Write out the listing beneath this instruction in its entirety, exactly as it reads.

_Records contained in a dataset_
######
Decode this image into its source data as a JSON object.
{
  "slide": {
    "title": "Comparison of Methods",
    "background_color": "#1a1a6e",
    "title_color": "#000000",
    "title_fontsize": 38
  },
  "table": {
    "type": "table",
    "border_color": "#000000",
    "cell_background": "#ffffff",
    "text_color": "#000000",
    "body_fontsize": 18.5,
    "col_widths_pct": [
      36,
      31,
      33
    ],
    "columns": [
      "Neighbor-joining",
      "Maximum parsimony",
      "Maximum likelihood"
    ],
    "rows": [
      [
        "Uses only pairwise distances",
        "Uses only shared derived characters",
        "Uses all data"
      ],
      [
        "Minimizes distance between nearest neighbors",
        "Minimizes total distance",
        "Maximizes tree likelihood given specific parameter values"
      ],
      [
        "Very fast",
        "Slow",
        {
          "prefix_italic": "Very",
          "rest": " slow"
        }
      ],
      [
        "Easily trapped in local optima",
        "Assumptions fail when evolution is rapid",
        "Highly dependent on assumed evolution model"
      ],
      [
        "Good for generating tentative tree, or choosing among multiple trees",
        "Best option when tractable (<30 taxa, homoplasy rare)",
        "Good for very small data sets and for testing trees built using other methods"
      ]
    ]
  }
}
######
_THE OUTPUT_
Decode this image into its source data as a JSON object.
{
  "slide": {
    "title": "Comparison of Methods",
    "background_color": "#1a1a6e",
    "title_color": "#000000",
    "title_fontsize": 38
  },
  "table": {
    "type": "table",
    "border_color": "#000000",
    "cell_background": "#ffffff",
    "text_color": "#000000",
    "body_fontsize": 18.5,
    "col_widths_pct": [
      36,
      31,
      33
    ],
    "columns": [
      "Neighbor-joining",
      "Maximum parsimony",
      "Maximum likelihood"
    ],
    "rows": [
      [
        "Uses only pairwise distances",
        "Uses only shared derived characters",
        "Uses all data"
      ],
      [
        "Minimizes distance between nearest neighbors",
        "Minimizes total distance",
        "Maximizes tree likelihood given specific parameter values"
      ],
      [
        "Very fast",
        "Slow",
        {
          "prefix_italic": "Very",
          "rest": " slow"
        }
      ],
      [
        "Easily trapped in local optima",
        "Assumptions fail when evolution is rapid",
        "Highly dependent on assumed evolution model"
      ],
      [
        "Good for generating tentative tree, or choosing among multiple trees",
        "Best option when tractable (<30 taxa, homoplasy rare)",
        "Good for very small data sets and for testing trees built using other methods"
      ]
    ]
  }
}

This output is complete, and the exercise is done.